:: REQUIRED WORK ::
Output the full listing below exactly as it reads, and skip anything that is a picture.

[Data entries for graphics]
◇ ◇ ◇

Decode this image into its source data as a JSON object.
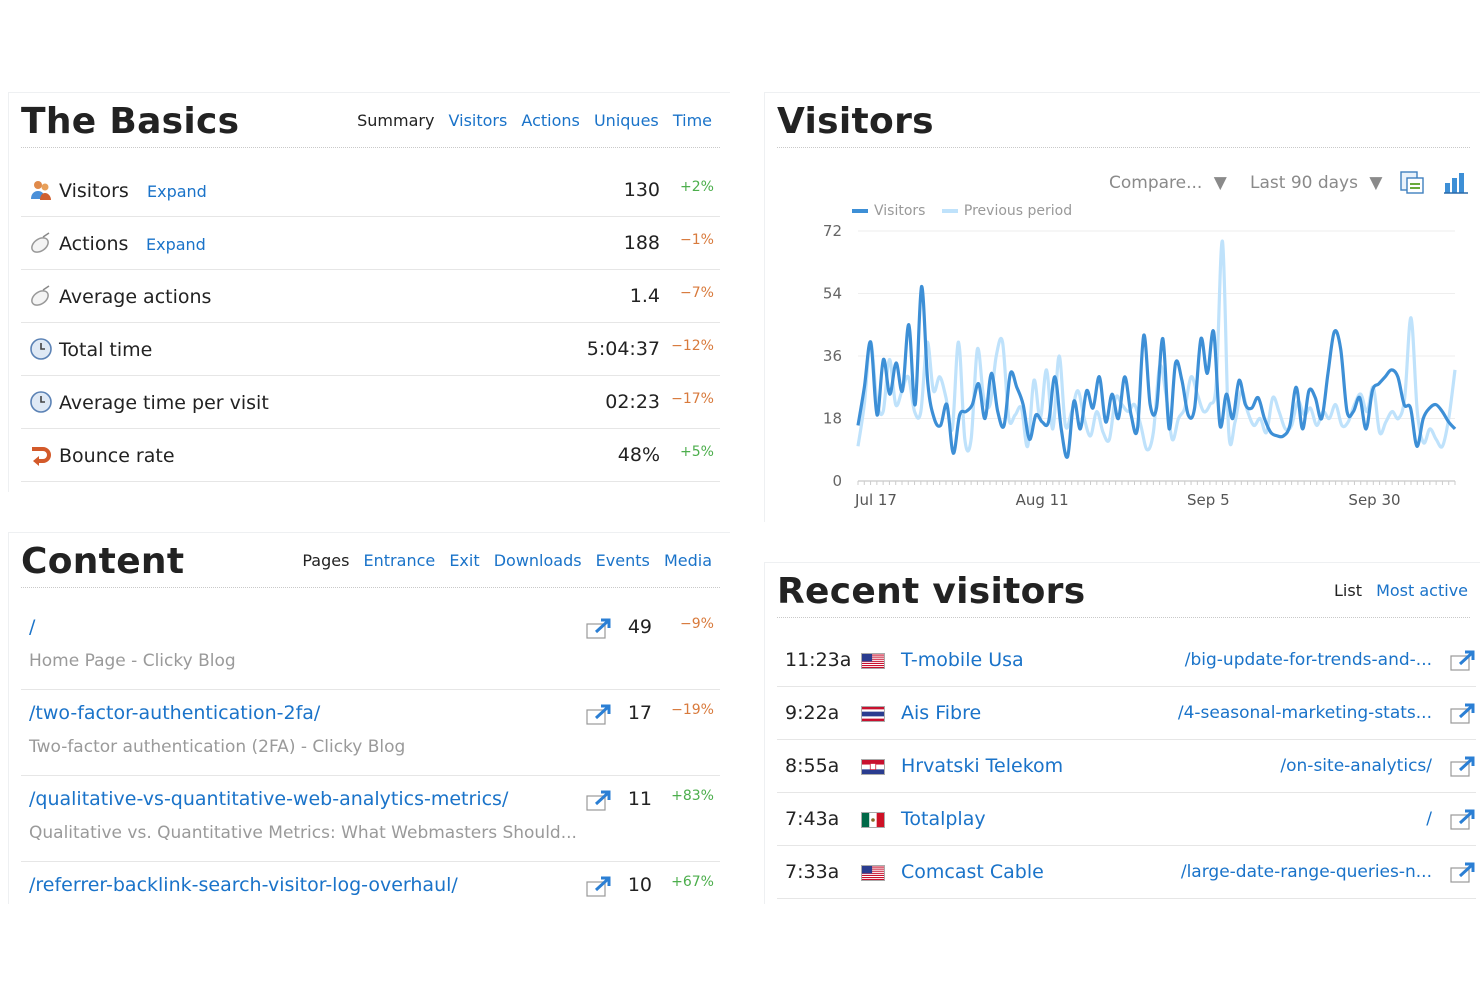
{
  "basics": {
    "title": "The Basics",
    "tabs": [
      "Summary",
      "Visitors",
      "Actions",
      "Uniques",
      "Time"
    ],
    "rows": [
      {
        "icon": "visitors-icon",
        "label": "Visitors",
        "expand": "Expand",
        "value": "130",
        "change": "+2%",
        "dir": "up"
      },
      {
        "icon": "cursor-icon",
        "label": "Actions",
        "expand": "Expand",
        "value": "188",
        "change": "−1%",
        "dir": "down"
      },
      {
        "icon": "cursor-icon",
        "label": "Average actions",
        "expand": "",
        "value": "1.4",
        "change": "−7%",
        "dir": "down"
      },
      {
        "icon": "clock-icon",
        "label": "Total time",
        "expand": "",
        "value": "5:04:37",
        "change": "−12%",
        "dir": "down"
      },
      {
        "icon": "clock-icon",
        "label": "Average time per visit",
        "expand": "",
        "value": "02:23",
        "change": "−17%",
        "dir": "down"
      },
      {
        "icon": "bounce-icon",
        "label": "Bounce rate",
        "expand": "",
        "value": "48%",
        "change": "+5%",
        "dir": "up"
      }
    ]
  },
  "content": {
    "title": "Content",
    "tabs": [
      "Pages",
      "Entrance",
      "Exit",
      "Downloads",
      "Events",
      "Media"
    ],
    "rows": [
      {
        "path": "/",
        "title": "Home Page - Clicky Blog",
        "value": "49",
        "change": "−9%",
        "dir": "down"
      },
      {
        "path": "/two-factor-authentication-2fa/",
        "title": "Two-factor authentication (2FA) - Clicky Blog",
        "value": "17",
        "change": "−19%",
        "dir": "down"
      },
      {
        "path": "/qualitative-vs-quantitative-web-analytics-metrics/",
        "title": "Qualitative vs. Quantitative Metrics: What Webmasters Should...",
        "value": "11",
        "change": "+83%",
        "dir": "up"
      },
      {
        "path": "/referrer-backlink-search-visitor-log-overhaul/",
        "title": "",
        "value": "10",
        "change": "+67%",
        "dir": "up"
      }
    ]
  },
  "visitors_chart": {
    "title": "Visitors",
    "compare_label": "Compare...",
    "range_label": "Last 90 days",
    "export_icon": "export-icon",
    "chart_type_icon": "bar-chart-icon",
    "colors": {
      "current": "#3d8fd6",
      "previous": "#bfe2fb"
    }
  },
  "chart_data": {
    "type": "line",
    "title": "",
    "xlabel": "",
    "ylabel": "",
    "ylim": [
      0,
      72
    ],
    "y_ticks": [
      0,
      18,
      36,
      54,
      72
    ],
    "x_tick_labels": [
      "Jul 17",
      "Aug 11",
      "Sep 5",
      "Sep 30"
    ],
    "legend_position": "top-left",
    "series": [
      {
        "name": "Visitors",
        "values": [
          16,
          27,
          40,
          19,
          35,
          25,
          34,
          26,
          45,
          22,
          56,
          28,
          18,
          16,
          22,
          8,
          19,
          20,
          22,
          28,
          18,
          31,
          20,
          16,
          31,
          27,
          22,
          12,
          19,
          17,
          17,
          30,
          15,
          7,
          23,
          15,
          26,
          21,
          30,
          17,
          25,
          18,
          30,
          19,
          15,
          42,
          22,
          21,
          41,
          15,
          34,
          29,
          19,
          21,
          41,
          31,
          43,
          16,
          25,
          18,
          29,
          22,
          21,
          24,
          18,
          14,
          13,
          13,
          16,
          27,
          15,
          26,
          24,
          18,
          31,
          43,
          38,
          20,
          20,
          24,
          15,
          26,
          28,
          30,
          32,
          30,
          22,
          21,
          10,
          18,
          21,
          22,
          20,
          17,
          15
        ]
      },
      {
        "name": "Previous period",
        "values": [
          10,
          22,
          40,
          23,
          20,
          35,
          22,
          26,
          30,
          20,
          20,
          40,
          26,
          30,
          24,
          15,
          40,
          12,
          12,
          38,
          24,
          22,
          36,
          40,
          18,
          19,
          21,
          10,
          29,
          18,
          32,
          15,
          36,
          16,
          20,
          26,
          18,
          13,
          20,
          14,
          12,
          24,
          22,
          20,
          22,
          16,
          9,
          14,
          33,
          25,
          12,
          18,
          21,
          30,
          25,
          20,
          22,
          28,
          69,
          14,
          17,
          26,
          20,
          16,
          18,
          14,
          24,
          20,
          15,
          16,
          23,
          19,
          21,
          16,
          20,
          18,
          22,
          16,
          17,
          22,
          25,
          20,
          27,
          14,
          17,
          20,
          18,
          24,
          47,
          20,
          11,
          15,
          12,
          10,
          18,
          32
        ]
      }
    ]
  },
  "recent": {
    "title": "Recent visitors",
    "tabs": [
      "List",
      "Most active"
    ],
    "rows": [
      {
        "time": "11:23a",
        "flag": "us",
        "isp": "T-mobile Usa",
        "page": "/big-update-for-trends-and-..."
      },
      {
        "time": "9:22a",
        "flag": "th",
        "isp": "Ais Fibre",
        "page": "/4-seasonal-marketing-stats..."
      },
      {
        "time": "8:55a",
        "flag": "hr",
        "isp": "Hrvatski Telekom",
        "page": "/on-site-analytics/"
      },
      {
        "time": "7:43a",
        "flag": "mx",
        "isp": "Totalplay",
        "page": "/"
      },
      {
        "time": "7:33a",
        "flag": "us",
        "isp": "Comcast Cable",
        "page": "/large-date-range-queries-n..."
      }
    ]
  }
}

◇ ◇ ◇

:: EXPECTED OUTPUT ::
Decode this image into its source data as a JSON object.
{
  "basics": {
    "title": "The Basics",
    "tabs": [
      "Summary",
      "Visitors",
      "Actions",
      "Uniques",
      "Time"
    ],
    "rows": [
      {
        "icon": "visitors-icon",
        "label": "Visitors",
        "expand": "Expand",
        "value": "130",
        "change": "+2%",
        "dir": "up"
      },
      {
        "icon": "cursor-icon",
        "label": "Actions",
        "expand": "Expand",
        "value": "188",
        "change": "−1%",
        "dir": "down"
      },
      {
        "icon": "cursor-icon",
        "label": "Average actions",
        "expand": "",
        "value": "1.4",
        "change": "−7%",
        "dir": "down"
      },
      {
        "icon": "clock-icon",
        "label": "Total time",
        "expand": "",
        "value": "5:04:37",
        "change": "−12%",
        "dir": "down"
      },
      {
        "icon": "clock-icon",
        "label": "Average time per visit",
        "expand": "",
        "value": "02:23",
        "change": "−17%",
        "dir": "down"
      },
      {
        "icon": "bounce-icon",
        "label": "Bounce rate",
        "expand": "",
        "value": "48%",
        "change": "+5%",
        "dir": "up"
      }
    ]
  },
  "content": {
    "title": "Content",
    "tabs": [
      "Pages",
      "Entrance",
      "Exit",
      "Downloads",
      "Events",
      "Media"
    ],
    "rows": [
      {
        "path": "/",
        "title": "Home Page - Clicky Blog",
        "value": "49",
        "change": "−9%",
        "dir": "down"
      },
      {
        "path": "/two-factor-authentication-2fa/",
        "title": "Two-factor authentication (2FA) - Clicky Blog",
        "value": "17",
        "change": "−19%",
        "dir": "down"
      },
      {
        "path": "/qualitative-vs-quantitative-web-analytics-metrics/",
        "title": "Qualitative vs. Quantitative Metrics: What Webmasters Should...",
        "value": "11",
        "change": "+83%",
        "dir": "up"
      },
      {
        "path": "/referrer-backlink-search-visitor-log-overhaul/",
        "title": "",
        "value": "10",
        "change": "+67%",
        "dir": "up"
      }
    ]
  },
  "visitors_chart": {
    "title": "Visitors",
    "compare_label": "Compare...",
    "range_label": "Last 90 days",
    "export_icon": "export-icon",
    "chart_type_icon": "bar-chart-icon",
    "colors": {
      "current": "#3d8fd6",
      "previous": "#bfe2fb"
    }
  },
  "chart_data": {
    "type": "line",
    "title": "",
    "xlabel": "",
    "ylabel": "",
    "ylim": [
      0,
      72
    ],
    "y_ticks": [
      0,
      18,
      36,
      54,
      72
    ],
    "x_tick_labels": [
      "Jul 17",
      "Aug 11",
      "Sep 5",
      "Sep 30"
    ],
    "legend_position": "top-left",
    "series": [
      {
        "name": "Visitors",
        "values": [
          16,
          27,
          40,
          19,
          35,
          25,
          34,
          26,
          45,
          22,
          56,
          28,
          18,
          16,
          22,
          8,
          19,
          20,
          22,
          28,
          18,
          31,
          20,
          16,
          31,
          27,
          22,
          12,
          19,
          17,
          17,
          30,
          15,
          7,
          23,
          15,
          26,
          21,
          30,
          17,
          25,
          18,
          30,
          19,
          15,
          42,
          22,
          21,
          41,
          15,
          34,
          29,
          19,
          21,
          41,
          31,
          43,
          16,
          25,
          18,
          29,
          22,
          21,
          24,
          18,
          14,
          13,
          13,
          16,
          27,
          15,
          26,
          24,
          18,
          31,
          43,
          38,
          20,
          20,
          24,
          15,
          26,
          28,
          30,
          32,
          30,
          22,
          21,
          10,
          18,
          21,
          22,
          20,
          17,
          15
        ]
      },
      {
        "name": "Previous period",
        "values": [
          10,
          22,
          40,
          23,
          20,
          35,
          22,
          26,
          30,
          20,
          20,
          40,
          26,
          30,
          24,
          15,
          40,
          12,
          12,
          38,
          24,
          22,
          36,
          40,
          18,
          19,
          21,
          10,
          29,
          18,
          32,
          15,
          36,
          16,
          20,
          26,
          18,
          13,
          20,
          14,
          12,
          24,
          22,
          20,
          22,
          16,
          9,
          14,
          33,
          25,
          12,
          18,
          21,
          30,
          25,
          20,
          22,
          28,
          69,
          14,
          17,
          26,
          20,
          16,
          18,
          14,
          24,
          20,
          15,
          16,
          23,
          19,
          21,
          16,
          20,
          18,
          22,
          16,
          17,
          22,
          25,
          20,
          27,
          14,
          17,
          20,
          18,
          24,
          47,
          20,
          11,
          15,
          12,
          10,
          18,
          32
        ]
      }
    ]
  },
  "recent": {
    "title": "Recent visitors",
    "tabs": [
      "List",
      "Most active"
    ],
    "rows": [
      {
        "time": "11:23a",
        "flag": "us",
        "isp": "T-mobile Usa",
        "page": "/big-update-for-trends-and-..."
      },
      {
        "time": "9:22a",
        "flag": "th",
        "isp": "Ais Fibre",
        "page": "/4-seasonal-marketing-stats..."
      },
      {
        "time": "8:55a",
        "flag": "hr",
        "isp": "Hrvatski Telekom",
        "page": "/on-site-analytics/"
      },
      {
        "time": "7:43a",
        "flag": "mx",
        "isp": "Totalplay",
        "page": "/"
      },
      {
        "time": "7:33a",
        "flag": "us",
        "isp": "Comcast Cable",
        "page": "/large-date-range-queries-n..."
      }
    ]
  }
}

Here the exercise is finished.